> EXERCISE INSTRUCTIONS: Identify each line containing the word "label" and copy it.

> MATERIAL TO PROCESS:

+ + + +

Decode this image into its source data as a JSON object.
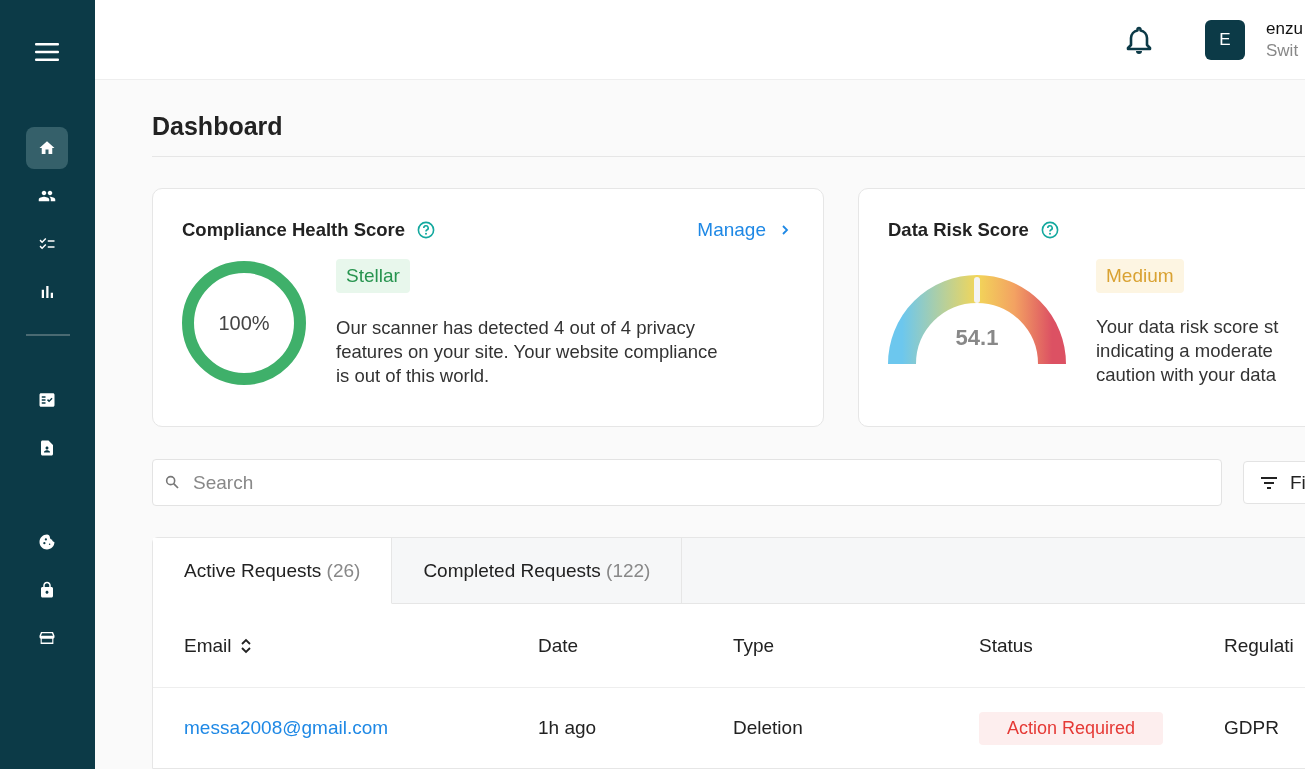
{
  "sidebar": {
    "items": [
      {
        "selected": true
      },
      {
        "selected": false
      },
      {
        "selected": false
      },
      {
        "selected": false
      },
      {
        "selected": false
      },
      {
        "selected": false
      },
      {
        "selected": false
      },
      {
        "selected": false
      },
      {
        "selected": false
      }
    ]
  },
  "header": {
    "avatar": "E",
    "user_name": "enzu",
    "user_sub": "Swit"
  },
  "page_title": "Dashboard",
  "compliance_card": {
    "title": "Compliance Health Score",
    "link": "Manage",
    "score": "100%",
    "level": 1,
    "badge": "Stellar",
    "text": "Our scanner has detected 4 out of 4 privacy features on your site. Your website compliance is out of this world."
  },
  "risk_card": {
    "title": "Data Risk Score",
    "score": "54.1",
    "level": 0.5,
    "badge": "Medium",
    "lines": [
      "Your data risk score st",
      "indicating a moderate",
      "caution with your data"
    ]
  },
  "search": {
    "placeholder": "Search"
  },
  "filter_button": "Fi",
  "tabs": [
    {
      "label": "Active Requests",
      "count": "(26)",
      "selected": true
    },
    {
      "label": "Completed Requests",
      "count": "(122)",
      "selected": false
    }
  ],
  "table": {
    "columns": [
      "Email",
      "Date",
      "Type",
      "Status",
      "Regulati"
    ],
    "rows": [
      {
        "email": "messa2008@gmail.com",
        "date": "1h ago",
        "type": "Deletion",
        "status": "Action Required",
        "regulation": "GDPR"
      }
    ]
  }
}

+ + + +

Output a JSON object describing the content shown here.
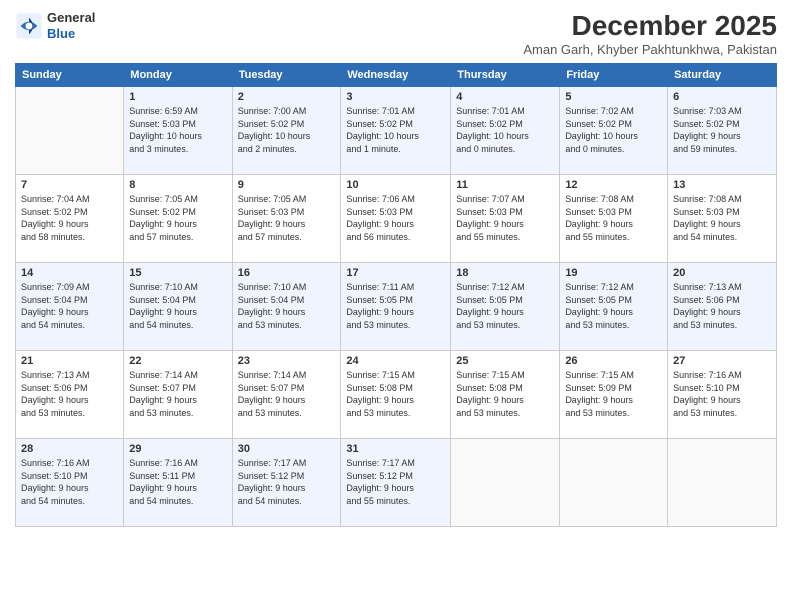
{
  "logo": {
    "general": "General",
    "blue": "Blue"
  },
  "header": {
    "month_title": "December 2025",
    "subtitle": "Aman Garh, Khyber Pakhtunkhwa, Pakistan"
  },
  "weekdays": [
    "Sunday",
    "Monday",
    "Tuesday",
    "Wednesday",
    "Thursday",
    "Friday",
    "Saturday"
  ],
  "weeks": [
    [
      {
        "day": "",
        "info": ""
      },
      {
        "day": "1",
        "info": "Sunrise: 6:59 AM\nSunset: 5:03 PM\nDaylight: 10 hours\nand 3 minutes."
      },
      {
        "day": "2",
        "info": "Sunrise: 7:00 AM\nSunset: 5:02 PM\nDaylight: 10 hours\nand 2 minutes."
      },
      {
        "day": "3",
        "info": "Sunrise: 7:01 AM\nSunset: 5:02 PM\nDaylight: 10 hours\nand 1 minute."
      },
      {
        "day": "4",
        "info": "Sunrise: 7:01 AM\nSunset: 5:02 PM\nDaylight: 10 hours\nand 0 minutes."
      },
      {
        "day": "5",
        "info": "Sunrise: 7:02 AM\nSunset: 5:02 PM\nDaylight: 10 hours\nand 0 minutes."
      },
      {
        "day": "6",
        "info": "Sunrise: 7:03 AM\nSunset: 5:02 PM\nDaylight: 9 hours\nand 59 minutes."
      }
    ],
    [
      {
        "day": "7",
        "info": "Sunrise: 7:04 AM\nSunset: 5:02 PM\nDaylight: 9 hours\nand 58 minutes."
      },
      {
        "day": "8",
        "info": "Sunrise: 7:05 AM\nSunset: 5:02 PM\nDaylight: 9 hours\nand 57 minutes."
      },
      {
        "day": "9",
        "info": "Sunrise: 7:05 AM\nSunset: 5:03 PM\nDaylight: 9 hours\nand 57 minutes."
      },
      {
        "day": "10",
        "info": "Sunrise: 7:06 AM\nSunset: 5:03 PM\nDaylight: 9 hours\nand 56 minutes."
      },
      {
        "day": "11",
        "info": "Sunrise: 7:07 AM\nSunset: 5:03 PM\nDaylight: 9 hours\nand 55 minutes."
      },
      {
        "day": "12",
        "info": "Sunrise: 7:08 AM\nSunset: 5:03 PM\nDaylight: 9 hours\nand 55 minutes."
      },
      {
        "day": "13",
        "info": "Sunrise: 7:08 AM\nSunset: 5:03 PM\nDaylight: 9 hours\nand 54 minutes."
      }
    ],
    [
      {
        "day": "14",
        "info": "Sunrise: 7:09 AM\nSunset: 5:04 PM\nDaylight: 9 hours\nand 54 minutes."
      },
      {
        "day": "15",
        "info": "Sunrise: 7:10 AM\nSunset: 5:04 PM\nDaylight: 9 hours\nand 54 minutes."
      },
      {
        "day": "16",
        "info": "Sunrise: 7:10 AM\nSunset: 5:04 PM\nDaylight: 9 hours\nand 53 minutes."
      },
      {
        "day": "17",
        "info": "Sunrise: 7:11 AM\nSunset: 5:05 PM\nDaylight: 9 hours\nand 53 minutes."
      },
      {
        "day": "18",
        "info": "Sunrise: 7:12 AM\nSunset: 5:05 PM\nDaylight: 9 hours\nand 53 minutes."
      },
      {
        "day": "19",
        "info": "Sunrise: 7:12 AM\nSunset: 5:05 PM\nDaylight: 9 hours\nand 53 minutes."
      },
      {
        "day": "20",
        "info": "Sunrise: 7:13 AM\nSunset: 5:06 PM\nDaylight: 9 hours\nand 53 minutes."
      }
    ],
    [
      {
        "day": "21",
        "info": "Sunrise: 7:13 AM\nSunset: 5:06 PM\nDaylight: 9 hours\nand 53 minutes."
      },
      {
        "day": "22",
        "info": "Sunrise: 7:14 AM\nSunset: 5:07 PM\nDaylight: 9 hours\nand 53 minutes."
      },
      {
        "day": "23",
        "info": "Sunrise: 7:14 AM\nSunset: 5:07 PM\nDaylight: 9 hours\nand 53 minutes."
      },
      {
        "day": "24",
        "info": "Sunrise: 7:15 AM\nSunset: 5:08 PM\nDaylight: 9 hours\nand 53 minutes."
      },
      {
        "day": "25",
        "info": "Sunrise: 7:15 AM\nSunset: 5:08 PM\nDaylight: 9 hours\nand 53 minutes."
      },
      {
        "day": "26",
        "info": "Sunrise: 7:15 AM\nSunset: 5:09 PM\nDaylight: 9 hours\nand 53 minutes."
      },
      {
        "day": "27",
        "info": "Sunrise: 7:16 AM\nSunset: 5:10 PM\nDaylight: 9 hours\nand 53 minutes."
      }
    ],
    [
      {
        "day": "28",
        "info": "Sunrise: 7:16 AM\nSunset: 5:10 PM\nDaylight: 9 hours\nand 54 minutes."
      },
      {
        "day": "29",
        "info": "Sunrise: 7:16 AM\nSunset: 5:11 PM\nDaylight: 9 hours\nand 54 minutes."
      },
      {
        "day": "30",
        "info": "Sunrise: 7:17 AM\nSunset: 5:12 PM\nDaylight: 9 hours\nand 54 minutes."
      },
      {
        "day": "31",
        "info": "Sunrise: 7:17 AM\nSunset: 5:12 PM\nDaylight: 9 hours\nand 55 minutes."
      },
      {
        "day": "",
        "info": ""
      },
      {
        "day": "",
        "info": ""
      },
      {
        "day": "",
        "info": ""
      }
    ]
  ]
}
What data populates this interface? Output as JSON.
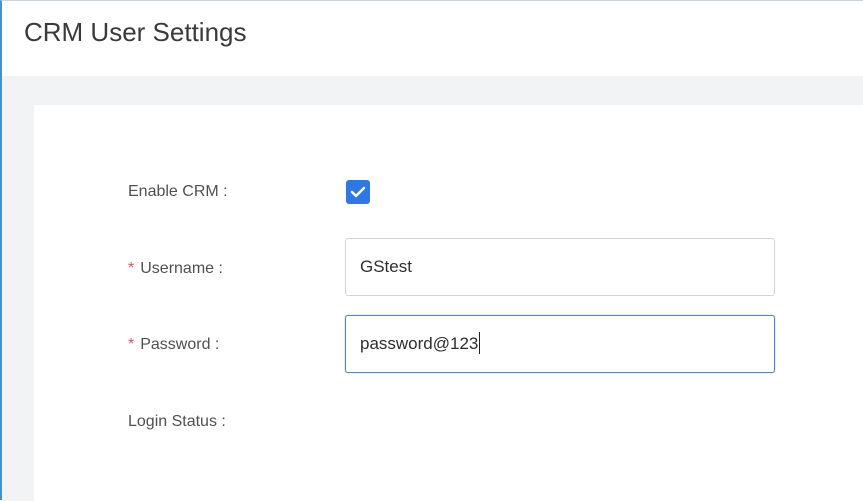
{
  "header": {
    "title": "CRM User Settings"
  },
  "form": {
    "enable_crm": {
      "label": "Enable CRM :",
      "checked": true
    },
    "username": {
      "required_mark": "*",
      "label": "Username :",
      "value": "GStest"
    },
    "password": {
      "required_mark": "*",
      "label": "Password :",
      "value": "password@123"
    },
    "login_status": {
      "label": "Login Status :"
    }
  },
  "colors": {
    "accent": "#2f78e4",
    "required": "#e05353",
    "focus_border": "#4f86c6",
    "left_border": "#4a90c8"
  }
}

+ + + +

> ANSWER:
      "label": "Active Requests",
      "label": "Completed Requests",
      "label": "Enable CRM :",
      "label": "Username :",
      "label": "Password :",
      "label": "Login Status :"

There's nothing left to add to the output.